- _Stored items_
* * *
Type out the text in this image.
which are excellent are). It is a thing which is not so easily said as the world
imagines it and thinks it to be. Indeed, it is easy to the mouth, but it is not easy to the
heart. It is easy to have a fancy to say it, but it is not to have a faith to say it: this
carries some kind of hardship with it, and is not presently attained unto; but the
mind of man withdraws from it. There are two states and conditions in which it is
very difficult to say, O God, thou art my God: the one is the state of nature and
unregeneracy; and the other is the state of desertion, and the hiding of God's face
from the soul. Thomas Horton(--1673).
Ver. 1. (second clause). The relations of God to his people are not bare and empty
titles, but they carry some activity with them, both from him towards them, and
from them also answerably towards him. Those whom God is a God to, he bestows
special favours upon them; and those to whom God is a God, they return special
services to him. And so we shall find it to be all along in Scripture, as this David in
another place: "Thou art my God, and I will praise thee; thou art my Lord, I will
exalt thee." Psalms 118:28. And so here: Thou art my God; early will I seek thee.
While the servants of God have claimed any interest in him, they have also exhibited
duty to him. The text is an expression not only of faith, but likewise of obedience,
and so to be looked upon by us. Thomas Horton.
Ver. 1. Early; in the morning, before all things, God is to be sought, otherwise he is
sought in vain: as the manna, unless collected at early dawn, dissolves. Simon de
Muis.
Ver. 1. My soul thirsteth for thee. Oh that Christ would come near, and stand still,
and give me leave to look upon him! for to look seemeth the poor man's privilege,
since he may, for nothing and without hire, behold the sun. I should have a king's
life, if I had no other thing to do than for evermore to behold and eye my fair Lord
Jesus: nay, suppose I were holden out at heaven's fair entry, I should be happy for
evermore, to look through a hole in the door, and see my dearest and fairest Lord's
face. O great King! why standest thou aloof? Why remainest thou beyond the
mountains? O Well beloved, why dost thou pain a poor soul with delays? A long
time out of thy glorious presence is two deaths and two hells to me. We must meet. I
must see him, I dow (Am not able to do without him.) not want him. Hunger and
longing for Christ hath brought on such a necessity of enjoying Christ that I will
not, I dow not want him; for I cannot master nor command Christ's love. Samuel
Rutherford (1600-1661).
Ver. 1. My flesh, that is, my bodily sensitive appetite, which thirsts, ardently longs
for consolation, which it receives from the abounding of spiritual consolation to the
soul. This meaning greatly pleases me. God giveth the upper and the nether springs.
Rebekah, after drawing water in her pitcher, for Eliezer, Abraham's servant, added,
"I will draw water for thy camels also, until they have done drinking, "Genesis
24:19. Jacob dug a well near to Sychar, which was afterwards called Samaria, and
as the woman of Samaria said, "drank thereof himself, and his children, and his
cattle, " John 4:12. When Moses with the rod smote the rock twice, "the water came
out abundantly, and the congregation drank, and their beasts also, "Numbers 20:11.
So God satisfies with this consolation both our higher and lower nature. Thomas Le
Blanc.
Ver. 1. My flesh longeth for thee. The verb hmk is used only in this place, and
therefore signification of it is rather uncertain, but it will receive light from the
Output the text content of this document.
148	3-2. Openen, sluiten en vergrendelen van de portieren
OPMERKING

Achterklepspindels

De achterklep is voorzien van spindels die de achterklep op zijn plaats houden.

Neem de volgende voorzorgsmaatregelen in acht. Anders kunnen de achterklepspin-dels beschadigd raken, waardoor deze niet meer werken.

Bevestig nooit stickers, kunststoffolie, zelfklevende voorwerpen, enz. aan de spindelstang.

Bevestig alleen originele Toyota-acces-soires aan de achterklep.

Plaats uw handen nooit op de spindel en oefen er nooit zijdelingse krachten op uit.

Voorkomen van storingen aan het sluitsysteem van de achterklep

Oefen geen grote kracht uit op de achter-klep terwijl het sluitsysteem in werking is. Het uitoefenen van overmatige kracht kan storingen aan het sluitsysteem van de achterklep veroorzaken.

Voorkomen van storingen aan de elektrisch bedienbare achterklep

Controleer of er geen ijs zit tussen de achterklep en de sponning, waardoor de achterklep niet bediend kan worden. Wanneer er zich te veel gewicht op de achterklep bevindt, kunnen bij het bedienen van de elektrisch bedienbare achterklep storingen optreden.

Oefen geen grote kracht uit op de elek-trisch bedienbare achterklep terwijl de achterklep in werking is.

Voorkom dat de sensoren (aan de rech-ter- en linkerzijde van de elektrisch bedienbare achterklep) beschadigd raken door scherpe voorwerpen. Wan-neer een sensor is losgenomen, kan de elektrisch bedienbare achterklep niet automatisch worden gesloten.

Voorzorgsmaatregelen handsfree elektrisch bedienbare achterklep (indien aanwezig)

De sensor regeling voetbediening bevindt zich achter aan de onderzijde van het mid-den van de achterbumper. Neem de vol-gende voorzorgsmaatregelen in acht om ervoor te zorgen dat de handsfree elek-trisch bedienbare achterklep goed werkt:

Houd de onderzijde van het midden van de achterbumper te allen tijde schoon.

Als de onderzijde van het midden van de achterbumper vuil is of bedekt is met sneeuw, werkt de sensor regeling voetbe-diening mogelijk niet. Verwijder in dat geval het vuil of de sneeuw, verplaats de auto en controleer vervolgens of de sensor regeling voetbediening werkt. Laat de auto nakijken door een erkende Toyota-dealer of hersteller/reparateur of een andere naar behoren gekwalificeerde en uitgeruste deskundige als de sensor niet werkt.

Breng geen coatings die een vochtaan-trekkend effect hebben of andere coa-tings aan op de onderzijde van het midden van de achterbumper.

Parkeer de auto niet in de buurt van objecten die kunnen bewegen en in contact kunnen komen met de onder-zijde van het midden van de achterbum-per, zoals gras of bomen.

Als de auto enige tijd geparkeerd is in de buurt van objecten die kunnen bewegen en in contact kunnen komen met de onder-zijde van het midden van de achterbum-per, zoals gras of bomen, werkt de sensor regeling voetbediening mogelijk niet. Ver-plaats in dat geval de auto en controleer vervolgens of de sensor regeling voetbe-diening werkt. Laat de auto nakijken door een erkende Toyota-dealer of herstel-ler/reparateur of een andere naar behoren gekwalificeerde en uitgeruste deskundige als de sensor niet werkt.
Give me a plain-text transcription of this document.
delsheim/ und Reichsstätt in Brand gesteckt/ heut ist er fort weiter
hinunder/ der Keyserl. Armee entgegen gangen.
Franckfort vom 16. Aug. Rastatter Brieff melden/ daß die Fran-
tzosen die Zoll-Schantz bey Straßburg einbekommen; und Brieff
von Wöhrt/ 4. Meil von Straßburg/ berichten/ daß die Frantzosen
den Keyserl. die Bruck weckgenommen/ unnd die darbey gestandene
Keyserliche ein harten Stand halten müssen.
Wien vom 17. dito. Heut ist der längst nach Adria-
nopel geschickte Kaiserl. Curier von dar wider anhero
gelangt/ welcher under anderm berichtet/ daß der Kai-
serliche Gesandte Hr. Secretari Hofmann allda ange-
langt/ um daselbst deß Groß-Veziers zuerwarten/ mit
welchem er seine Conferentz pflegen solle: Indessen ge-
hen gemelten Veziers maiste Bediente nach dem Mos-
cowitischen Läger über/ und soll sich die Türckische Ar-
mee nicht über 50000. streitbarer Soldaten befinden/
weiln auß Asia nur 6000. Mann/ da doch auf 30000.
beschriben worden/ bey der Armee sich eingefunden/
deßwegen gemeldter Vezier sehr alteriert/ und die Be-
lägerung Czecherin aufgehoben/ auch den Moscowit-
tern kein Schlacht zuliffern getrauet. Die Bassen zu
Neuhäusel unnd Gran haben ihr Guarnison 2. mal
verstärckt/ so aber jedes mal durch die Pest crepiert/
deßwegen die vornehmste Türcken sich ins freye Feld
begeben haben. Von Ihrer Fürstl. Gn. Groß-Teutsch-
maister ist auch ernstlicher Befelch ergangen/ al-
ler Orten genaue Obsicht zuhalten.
* * *
Write the records out in full, exactly as they read above.

Type out the text in this image.
which are excellent are). It is a thing which is not so easily said as the world
imagines it and thinks it to be. Indeed, it is easy to the mouth, but it is not easy to the
heart. It is easy to have a fancy to say it, but it is not to have a faith to say it: this
carries some kind of hardship with it, and is not presently attained unto; but the
mind of man withdraws from it. There are two states and conditions in which it is
very difficult to say, O God, thou art my God: the one is the state of nature and
unregeneracy; and the other is the state of desertion, and the hiding of God's face
from the soul. Thomas Horton(--1673).
Ver. 1. (second clause). The relations of God to his people are not bare and empty
titles, but they carry some activity with them, both from him towards them, and
from them also answerably towards him. Those whom God is a God to, he bestows
special favours upon them; and those to whom God is a God, they return special
services to him. And so we shall find it to be all along in Scripture, as this David in
another place: "Thou art my God, and I will praise thee; thou art my Lord, I will
exalt thee." Psalms 118:28. And so here: Thou art my God; early will I seek thee.
While the servants of God have claimed any interest in him, they have also exhibited
duty to him. The text is an expression not only of faith, but likewise of obedience,
and so to be looked upon by us. Thomas Horton.
Ver. 1. Early; in the morning, before all things, God is to be sought, otherwise he is
sought in vain: as the manna, unless collected at early dawn, dissolves. Simon de
Muis.
Ver. 1. My soul thirsteth for thee. Oh that Christ would come near, and stand still,
and give me leave to look upon him! for to look seemeth the poor man's privilege,
since he may, for nothing and without hire, behold the sun. I should have a king's
life, if I had no other thing to do than for evermore to behold and eye my fair Lord
Jesus: nay, suppose I were holden out at heaven's fair entry, I should be happy for
evermore, to look through a hole in the door, and see my dearest and fairest Lord's
face. O great King! why standest thou aloof? Why remainest thou beyond the
mountains? O Well beloved, why dost thou pain a poor soul with delays? A long
time out of thy glorious presence is two deaths and two hells to me. We must meet. I
must see him, I dow (Am not able to do without him.) not want him. Hunger and
longing for Christ hath brought on such a necessity of enjoying Christ that I will
not, I dow not want him; for I cannot master nor command Christ's love. Samuel
Rutherford (1600-1661).
Ver. 1. My flesh, that is, my bodily sensitive appetite, which thirsts, ardently longs
for consolation, which it receives from the abounding of spiritual consolation to the
soul. This meaning greatly pleases me. God giveth the upper and the nether springs.
Rebekah, after drawing water in her pitcher, for Eliezer, Abraham's servant, added,
"I will draw water for thy camels also, until they have done drinking, "Genesis
24:19. Jacob dug a well near to Sychar, which was afterwards called Samaria, and
as the woman of Samaria said, "drank thereof himself, and his children, and his
cattle, " John 4:12. When Moses with the rod smote the rock twice, "the water came
out abundantly, and the congregation drank, and their beasts also, "Numbers 20:11.
So God satisfies with this consolation both our higher and lower nature. Thomas Le
Blanc.
Ver. 1. My flesh longeth for thee. The verb hmk is used only in this place, and
therefore signification of it is rather uncertain, but it will receive light from the
Output the text content of this document.
148	3-2. Openen, sluiten en vergrendelen van de portieren
OPMERKING

Achterklepspindels

De achterklep is voorzien van spindels die de achterklep op zijn plaats houden.

Neem de volgende voorzorgsmaatregelen in acht. Anders kunnen de achterklepspin-dels beschadigd raken, waardoor deze niet meer werken.

Bevestig nooit stickers, kunststoffolie, zelfklevende voorwerpen, enz. aan de spindelstang.

Bevestig alleen originele Toyota-acces-soires aan de achterklep.

Plaats uw handen nooit op de spindel en oefen er nooit zijdelingse krachten op uit.

Voorkomen van storingen aan het sluitsysteem van de achterklep

Oefen geen grote kracht uit op de achter-klep terwijl het sluitsysteem in werking is. Het uitoefenen van overmatige kracht kan storingen aan het sluitsysteem van de achterklep veroorzaken.

Voorkomen van storingen aan de elektrisch bedienbare achterklep

Controleer of er geen ijs zit tussen de achterklep en de sponning, waardoor de achterklep niet bediend kan worden. Wanneer er zich te veel gewicht op de achterklep bevindt, kunnen bij het bedienen van de elektrisch bedienbare achterklep storingen optreden.

Oefen geen grote kracht uit op de elek-trisch bedienbare achterklep terwijl de achterklep in werking is.

Voorkom dat de sensoren (aan de rech-ter- en linkerzijde van de elektrisch bedienbare achterklep) beschadigd raken door scherpe voorwerpen. Wan-neer een sensor is losgenomen, kan de elektrisch bedienbare achterklep niet automatisch worden gesloten.

Voorzorgsmaatregelen handsfree elektrisch bedienbare achterklep (indien aanwezig)

De sensor regeling voetbediening bevindt zich achter aan de onderzijde van het mid-den van de achterbumper. Neem de vol-gende voorzorgsmaatregelen in acht om ervoor te zorgen dat de handsfree elek-trisch bedienbare achterklep goed werkt:

Houd de onderzijde van het midden van de achterbumper te allen tijde schoon.

Als de onderzijde van het midden van de achterbumper vuil is of bedekt is met sneeuw, werkt de sensor regeling voetbe-diening mogelijk niet. Verwijder in dat geval het vuil of de sneeuw, verplaats de auto en controleer vervolgens of de sensor regeling voetbediening werkt. Laat de auto nakijken door een erkende Toyota-dealer of hersteller/reparateur of een andere naar behoren gekwalificeerde en uitgeruste deskundige als de sensor niet werkt.

Breng geen coatings die een vochtaan-trekkend effect hebben of andere coa-tings aan op de onderzijde van het midden van de achterbumper.

Parkeer de auto niet in de buurt van objecten die kunnen bewegen en in contact kunnen komen met de onder-zijde van het midden van de achterbum-per, zoals gras of bomen.

Als de auto enige tijd geparkeerd is in de buurt van objecten die kunnen bewegen en in contact kunnen komen met de onder-zijde van het midden van de achterbum-per, zoals gras of bomen, werkt de sensor regeling voetbediening mogelijk niet. Ver-plaats in dat geval de auto en controleer vervolgens of de sensor regeling voetbe-diening werkt. Laat de auto nakijken door een erkende Toyota-dealer of herstel-ler/reparateur of een andere naar behoren gekwalificeerde en uitgeruste deskundige als de sensor niet werkt.
Give me a plain-text transcription of this document.
delsheim/ und Reichsstätt in Brand gesteckt/ heut ist er fort weiter
hinunder/ der Keyserl. Armee entgegen gangen.
Franckfort vom 16. Aug. Rastatter Brieff melden/ daß die Fran-
tzosen die Zoll-Schantz bey Straßburg einbekommen; und Brieff
von Wöhrt/ 4. Meil von Straßburg/ berichten/ daß die Frantzosen
den Keyserl. die Bruck weckgenommen/ unnd die darbey gestandene
Keyserliche ein harten Stand halten müssen.
Wien vom 17. dito. Heut ist der längst nach Adria-
nopel geschickte Kaiserl. Curier von dar wider anhero
gelangt/ welcher under anderm berichtet/ daß der Kai-
serliche Gesandte Hr. Secretari Hofmann allda ange-
langt/ um daselbst deß Groß-Veziers zuerwarten/ mit
welchem er seine Conferentz pflegen solle: Indessen ge-
hen gemelten Veziers maiste Bediente nach dem Mos-
cowitischen Läger über/ und soll sich die Türckische Ar-
mee nicht über 50000. streitbarer Soldaten befinden/
weiln auß Asia nur 6000. Mann/ da doch auf 30000.
beschriben worden/ bey der Armee sich eingefunden/
deßwegen gemeldter Vezier sehr alteriert/ und die Be-
lägerung Czecherin aufgehoben/ auch den Moscowit-
tern kein Schlacht zuliffern getrauet. Die Bassen zu
Neuhäusel unnd Gran haben ihr Guarnison 2. mal
verstärckt/ so aber jedes mal durch die Pest crepiert/
deßwegen die vornehmste Türcken sich ins freye Feld
begeben haben. Von Ihrer Fürstl. Gn. Groß-Teutsch-
maister ist auch ernstlicher Befelch ergangen/ al-
ler Orten genaue Obsicht zuhalten.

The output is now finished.